Saved entries:
___

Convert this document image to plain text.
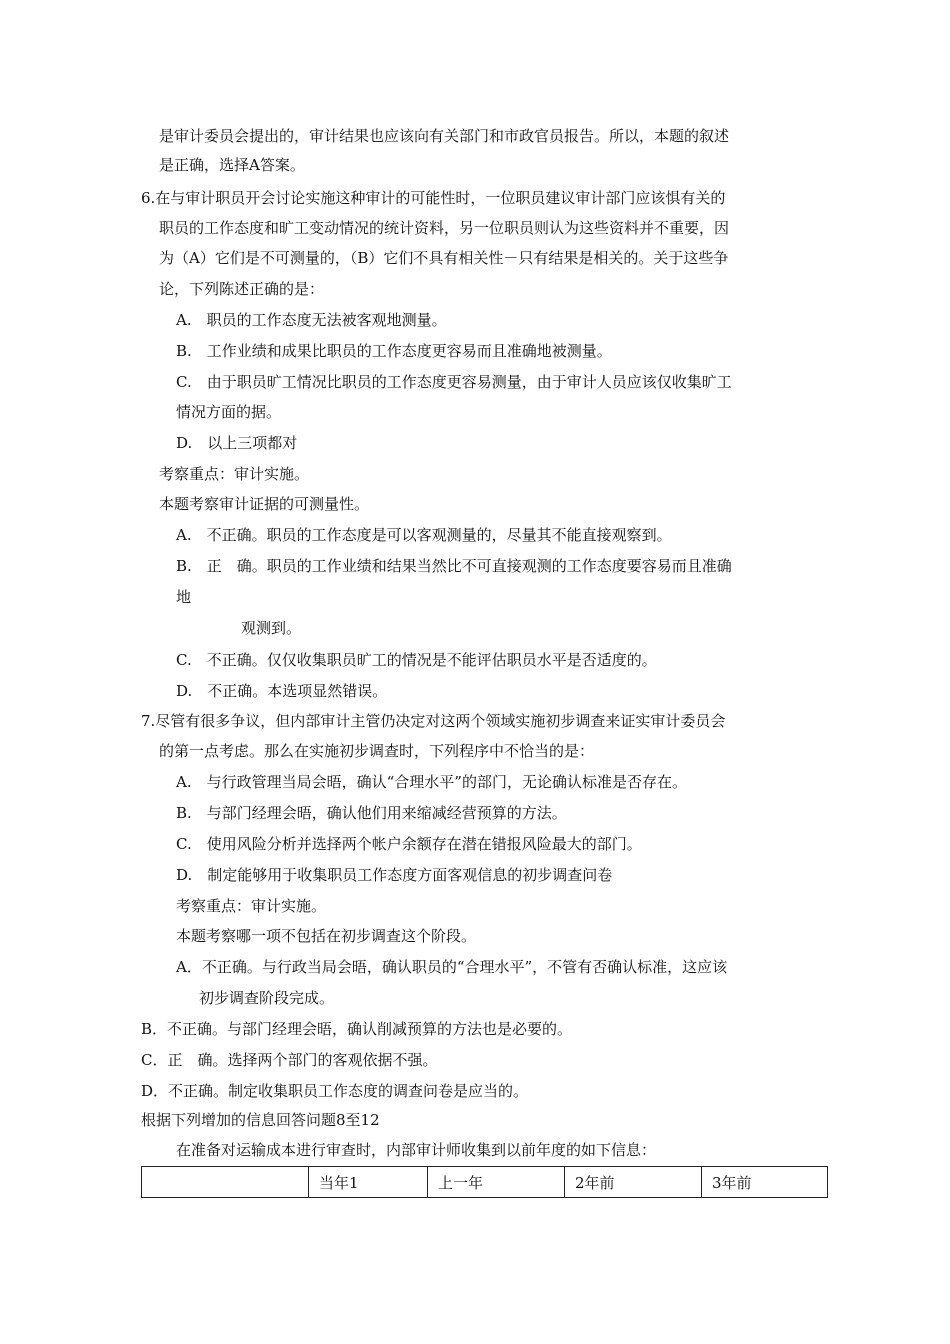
是审计委员会提出的，审计结果也应该向有关部门和市政官员报告。所以，本题的叙述
是正确，选择A答案。
6.在与审计职员开会讨论实施这种审计的可能性时，一位职员建议审计部门应该惧有关的
职员的工作态度和旷工变动情况的统计资料，另一位职员则认为这些资料并不重要，因
为（A）它们是不可测量的，（B）它们不具有相关性－只有结果是相关的。关于这些争
论，下列陈述正确的是：
A.　职员的工作态度无法被客观地测量。
B.　工作业绩和成果比职员的工作态度更容易而且准确地被测量。
C.　由于职员旷工情况比职员的工作态度更容易测量，由于审计人员应该仅收集旷工
情况方面的据。
D.　以上三项都对
考察重点：审计实施。
本题考察审计证据的可测量性。
A.　不正确。职员的工作态度是可以客观测量的，尽量其不能直接观察到。
B.　正　确。职员的工作业绩和结果当然比不可直接观测的工作态度要容易而且准确
地
观测到。
C.　不正确。仅仅收集职员旷工的情况是不能评估职员水平是否适度的。
D.　不正确。本选项显然错误。
7.尽管有很多争议，但内部审计主管仍决定对这两个领域实施初步调查来证实审计委员会
的第一点考虑。那么在实施初步调查时，下列程序中不恰当的是：
A.　与行政管理当局会晤，确认“合理水平”的部门，无论确认标准是否存在。
B.　与部门经理会晤，确认他们用来缩减经营预算的方法。
C.　使用风险分析并选择两个帐户余额存在潜在错报风险最大的部门。
D.　制定能够用于收集职员工作态度方面客观信息的初步调查问卷
考察重点：审计实施。
本题考察哪一项不包括在初步调查这个阶段。
A．不正确。与行政当局会晤，确认职员的“合理水平”，不管有否确认标准，这应该
初步调查阶段完成。
B．不正确。与部门经理会晤，确认削减预算的方法也是必要的。
C．正　确。选择两个部门的客观依据不强。
D．不正确。制定收集职员工作态度的调查问卷是应当的。
根据下列增加的信息回答问题8至12
在准备对运输成本进行审查时，内部审计师收集到以前年度的如下信息：
	当年1	上一年	2年前	3年前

___

EXERCISE AIM: All of the entries above should be copied exactly, except for the pictures.

RESPONSE TO THIS EXERCISE:
Convert this document image to plain text.
是审计委员会提出的，审计结果也应该向有关部门和市政官员报告。所以，本题的叙述
是正确，选择A答案。
6.在与审计职员开会讨论实施这种审计的可能性时，一位职员建议审计部门应该惧有关的
职员的工作态度和旷工变动情况的统计资料，另一位职员则认为这些资料并不重要，因
为（A）它们是不可测量的，（B）它们不具有相关性－只有结果是相关的。关于这些争
论，下列陈述正确的是：
A.　职员的工作态度无法被客观地测量。
B.　工作业绩和成果比职员的工作态度更容易而且准确地被测量。
C.　由于职员旷工情况比职员的工作态度更容易测量，由于审计人员应该仅收集旷工
情况方面的据。
D.　以上三项都对
考察重点：审计实施。
本题考察审计证据的可测量性。
A.　不正确。职员的工作态度是可以客观测量的，尽量其不能直接观察到。
B.　正　确。职员的工作业绩和结果当然比不可直接观测的工作态度要容易而且准确
地
观测到。
C.　不正确。仅仅收集职员旷工的情况是不能评估职员水平是否适度的。
D.　不正确。本选项显然错误。
7.尽管有很多争议，但内部审计主管仍决定对这两个领域实施初步调查来证实审计委员会
的第一点考虑。那么在实施初步调查时，下列程序中不恰当的是：
A.　与行政管理当局会晤，确认“合理水平”的部门，无论确认标准是否存在。
B.　与部门经理会晤，确认他们用来缩减经营预算的方法。
C.　使用风险分析并选择两个帐户余额存在潜在错报风险最大的部门。
D.　制定能够用于收集职员工作态度方面客观信息的初步调查问卷
考察重点：审计实施。
本题考察哪一项不包括在初步调查这个阶段。
A．不正确。与行政当局会晤，确认职员的“合理水平”，不管有否确认标准，这应该
初步调查阶段完成。
B．不正确。与部门经理会晤，确认削减预算的方法也是必要的。
C．正　确。选择两个部门的客观依据不强。
D．不正确。制定收集职员工作态度的调查问卷是应当的。
根据下列增加的信息回答问题8至12
在准备对运输成本进行审查时，内部审计师收集到以前年度的如下信息：
	当年1	上一年	2年前	3年前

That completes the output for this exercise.